### Dataset records:
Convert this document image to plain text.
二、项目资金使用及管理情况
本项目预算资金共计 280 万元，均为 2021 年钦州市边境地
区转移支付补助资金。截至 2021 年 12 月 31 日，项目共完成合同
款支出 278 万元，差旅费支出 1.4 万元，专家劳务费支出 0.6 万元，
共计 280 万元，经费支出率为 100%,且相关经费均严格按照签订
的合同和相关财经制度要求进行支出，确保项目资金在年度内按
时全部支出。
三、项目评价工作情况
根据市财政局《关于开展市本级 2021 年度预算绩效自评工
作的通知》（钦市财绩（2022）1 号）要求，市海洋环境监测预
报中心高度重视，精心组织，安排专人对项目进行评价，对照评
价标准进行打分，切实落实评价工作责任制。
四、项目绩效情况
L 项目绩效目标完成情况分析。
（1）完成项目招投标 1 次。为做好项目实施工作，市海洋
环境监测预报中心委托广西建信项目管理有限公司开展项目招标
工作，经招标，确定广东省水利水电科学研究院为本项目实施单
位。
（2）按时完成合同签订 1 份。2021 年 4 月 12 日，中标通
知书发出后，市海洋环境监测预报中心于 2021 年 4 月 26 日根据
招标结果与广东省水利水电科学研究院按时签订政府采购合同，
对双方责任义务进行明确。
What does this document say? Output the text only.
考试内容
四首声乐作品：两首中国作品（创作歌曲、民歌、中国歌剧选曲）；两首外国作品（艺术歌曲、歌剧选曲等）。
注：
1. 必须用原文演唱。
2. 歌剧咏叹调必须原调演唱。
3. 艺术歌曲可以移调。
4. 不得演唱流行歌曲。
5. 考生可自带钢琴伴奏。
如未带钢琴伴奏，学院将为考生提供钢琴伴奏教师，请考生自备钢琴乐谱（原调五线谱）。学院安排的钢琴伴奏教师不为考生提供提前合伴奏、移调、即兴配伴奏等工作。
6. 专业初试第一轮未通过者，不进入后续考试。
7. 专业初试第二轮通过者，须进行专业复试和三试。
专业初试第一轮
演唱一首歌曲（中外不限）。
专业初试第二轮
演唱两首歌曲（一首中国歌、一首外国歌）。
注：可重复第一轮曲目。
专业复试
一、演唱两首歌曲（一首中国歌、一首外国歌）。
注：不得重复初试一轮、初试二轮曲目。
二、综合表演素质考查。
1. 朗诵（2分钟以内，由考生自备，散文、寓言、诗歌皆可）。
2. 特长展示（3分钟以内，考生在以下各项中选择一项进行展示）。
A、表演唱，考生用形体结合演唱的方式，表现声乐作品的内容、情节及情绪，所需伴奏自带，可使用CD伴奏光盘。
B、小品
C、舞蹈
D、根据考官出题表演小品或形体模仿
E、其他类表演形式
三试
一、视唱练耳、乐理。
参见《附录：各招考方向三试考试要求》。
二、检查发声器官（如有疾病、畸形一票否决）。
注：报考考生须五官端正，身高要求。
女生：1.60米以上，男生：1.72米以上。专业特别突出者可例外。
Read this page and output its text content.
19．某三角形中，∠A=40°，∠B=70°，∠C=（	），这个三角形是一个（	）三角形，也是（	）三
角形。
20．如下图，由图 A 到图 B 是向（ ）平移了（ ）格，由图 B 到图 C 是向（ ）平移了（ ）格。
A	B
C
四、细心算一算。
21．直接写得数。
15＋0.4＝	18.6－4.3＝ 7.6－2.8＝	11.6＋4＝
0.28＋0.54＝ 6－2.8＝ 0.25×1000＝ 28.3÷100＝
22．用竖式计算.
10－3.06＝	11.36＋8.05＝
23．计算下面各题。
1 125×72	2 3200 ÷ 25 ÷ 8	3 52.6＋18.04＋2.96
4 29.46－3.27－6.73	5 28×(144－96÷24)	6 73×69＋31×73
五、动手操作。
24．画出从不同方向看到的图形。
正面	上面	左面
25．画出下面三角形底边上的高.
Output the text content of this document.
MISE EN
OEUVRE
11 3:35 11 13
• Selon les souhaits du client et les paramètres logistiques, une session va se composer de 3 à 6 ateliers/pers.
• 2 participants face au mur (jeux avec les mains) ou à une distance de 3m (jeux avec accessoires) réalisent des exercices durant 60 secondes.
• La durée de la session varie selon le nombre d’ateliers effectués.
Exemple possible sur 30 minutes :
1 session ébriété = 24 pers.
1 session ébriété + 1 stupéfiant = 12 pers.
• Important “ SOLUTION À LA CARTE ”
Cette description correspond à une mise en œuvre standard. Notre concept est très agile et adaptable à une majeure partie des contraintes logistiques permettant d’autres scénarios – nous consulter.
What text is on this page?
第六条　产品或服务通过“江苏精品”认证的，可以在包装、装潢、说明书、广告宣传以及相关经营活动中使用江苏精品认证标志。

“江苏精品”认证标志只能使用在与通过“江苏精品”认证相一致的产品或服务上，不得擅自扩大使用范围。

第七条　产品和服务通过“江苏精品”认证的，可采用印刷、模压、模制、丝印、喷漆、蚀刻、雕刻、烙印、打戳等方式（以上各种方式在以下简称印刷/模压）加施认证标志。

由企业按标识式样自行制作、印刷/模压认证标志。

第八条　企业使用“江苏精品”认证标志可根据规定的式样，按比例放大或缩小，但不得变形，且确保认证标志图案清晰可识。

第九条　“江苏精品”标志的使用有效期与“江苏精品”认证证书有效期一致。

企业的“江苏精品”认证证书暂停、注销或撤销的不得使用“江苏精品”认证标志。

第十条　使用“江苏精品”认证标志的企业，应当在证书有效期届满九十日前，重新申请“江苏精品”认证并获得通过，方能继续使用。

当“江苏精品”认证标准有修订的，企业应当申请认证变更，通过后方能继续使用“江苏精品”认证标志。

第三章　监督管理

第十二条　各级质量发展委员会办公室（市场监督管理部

### What the task asks:
Output the lines above verbatim and in full.

### Exercise answer:
Convert this document image to plain text.
二、项目资金使用及管理情况
本项目预算资金共计 280 万元，均为 2021 年钦州市边境地
区转移支付补助资金。截至 2021 年 12 月 31 日，项目共完成合同
款支出 278 万元，差旅费支出 1.4 万元，专家劳务费支出 0.6 万元，
共计 280 万元，经费支出率为 100%,且相关经费均严格按照签订
的合同和相关财经制度要求进行支出，确保项目资金在年度内按
时全部支出。
三、项目评价工作情况
根据市财政局《关于开展市本级 2021 年度预算绩效自评工
作的通知》（钦市财绩（2022）1 号）要求，市海洋环境监测预
报中心高度重视，精心组织，安排专人对项目进行评价，对照评
价标准进行打分，切实落实评价工作责任制。
四、项目绩效情况
L 项目绩效目标完成情况分析。
（1）完成项目招投标 1 次。为做好项目实施工作，市海洋
环境监测预报中心委托广西建信项目管理有限公司开展项目招标
工作，经招标，确定广东省水利水电科学研究院为本项目实施单
位。
（2）按时完成合同签订 1 份。2021 年 4 月 12 日，中标通
知书发出后，市海洋环境监测预报中心于 2021 年 4 月 26 日根据
招标结果与广东省水利水电科学研究院按时签订政府采购合同，
对双方责任义务进行明确。
What does this document say? Output the text only.
考试内容
四首声乐作品：两首中国作品（创作歌曲、民歌、中国歌剧选曲）；两首外国作品（艺术歌曲、歌剧选曲等）。
注：
1. 必须用原文演唱。
2. 歌剧咏叹调必须原调演唱。
3. 艺术歌曲可以移调。
4. 不得演唱流行歌曲。
5. 考生可自带钢琴伴奏。
如未带钢琴伴奏，学院将为考生提供钢琴伴奏教师，请考生自备钢琴乐谱（原调五线谱）。学院安排的钢琴伴奏教师不为考生提供提前合伴奏、移调、即兴配伴奏等工作。
6. 专业初试第一轮未通过者，不进入后续考试。
7. 专业初试第二轮通过者，须进行专业复试和三试。
专业初试第一轮
演唱一首歌曲（中外不限）。
专业初试第二轮
演唱两首歌曲（一首中国歌、一首外国歌）。
注：可重复第一轮曲目。
专业复试
一、演唱两首歌曲（一首中国歌、一首外国歌）。
注：不得重复初试一轮、初试二轮曲目。
二、综合表演素质考查。
1. 朗诵（2分钟以内，由考生自备，散文、寓言、诗歌皆可）。
2. 特长展示（3分钟以内，考生在以下各项中选择一项进行展示）。
A、表演唱，考生用形体结合演唱的方式，表现声乐作品的内容、情节及情绪，所需伴奏自带，可使用CD伴奏光盘。
B、小品
C、舞蹈
D、根据考官出题表演小品或形体模仿
E、其他类表演形式
三试
一、视唱练耳、乐理。
参见《附录：各招考方向三试考试要求》。
二、检查发声器官（如有疾病、畸形一票否决）。
注：报考考生须五官端正，身高要求。
女生：1.60米以上，男生：1.72米以上。专业特别突出者可例外。
Read this page and output its text content.
19．某三角形中，∠A=40°，∠B=70°，∠C=（	），这个三角形是一个（	）三角形，也是（	）三
角形。
20．如下图，由图 A 到图 B 是向（ ）平移了（ ）格，由图 B 到图 C 是向（ ）平移了（ ）格。
A	B
C
四、细心算一算。
21．直接写得数。
15＋0.4＝	18.6－4.3＝ 7.6－2.8＝	11.6＋4＝
0.28＋0.54＝ 6－2.8＝ 0.25×1000＝ 28.3÷100＝
22．用竖式计算.
10－3.06＝	11.36＋8.05＝
23．计算下面各题。
1 125×72	2 3200 ÷ 25 ÷ 8	3 52.6＋18.04＋2.96
4 29.46－3.27－6.73	5 28×(144－96÷24)	6 73×69＋31×73
五、动手操作。
24．画出从不同方向看到的图形。
正面	上面	左面
25．画出下面三角形底边上的高.
Output the text content of this document.
MISE EN
OEUVRE
11 3:35 11 13
• Selon les souhaits du client et les paramètres logistiques, une session va se composer de 3 à 6 ateliers/pers.
• 2 participants face au mur (jeux avec les mains) ou à une distance de 3m (jeux avec accessoires) réalisent des exercices durant 60 secondes.
• La durée de la session varie selon le nombre d’ateliers effectués.
Exemple possible sur 30 minutes :
1 session ébriété = 24 pers.
1 session ébriété + 1 stupéfiant = 12 pers.
• Important “ SOLUTION À LA CARTE ”
Cette description correspond à une mise en œuvre standard. Notre concept est très agile et adaptable à une majeure partie des contraintes logistiques permettant d’autres scénarios – nous consulter.
What text is on this page?
第六条　产品或服务通过“江苏精品”认证的，可以在包装、装潢、说明书、广告宣传以及相关经营活动中使用江苏精品认证标志。

“江苏精品”认证标志只能使用在与通过“江苏精品”认证相一致的产品或服务上，不得擅自扩大使用范围。

第七条　产品和服务通过“江苏精品”认证的，可采用印刷、模压、模制、丝印、喷漆、蚀刻、雕刻、烙印、打戳等方式（以上各种方式在以下简称印刷/模压）加施认证标志。

由企业按标识式样自行制作、印刷/模压认证标志。

第八条　企业使用“江苏精品”认证标志可根据规定的式样，按比例放大或缩小，但不得变形，且确保认证标志图案清晰可识。

第九条　“江苏精品”标志的使用有效期与“江苏精品”认证证书有效期一致。

企业的“江苏精品”认证证书暂停、注销或撤销的不得使用“江苏精品”认证标志。

第十条　使用“江苏精品”认证标志的企业，应当在证书有效期届满九十日前，重新申请“江苏精品”认证并获得通过，方能继续使用。

当“江苏精品”认证标准有修订的，企业应当申请认证变更，通过后方能继续使用“江苏精品”认证标志。

第三章　监督管理

第十二条　各级质量发展委员会办公室（市场监督管理部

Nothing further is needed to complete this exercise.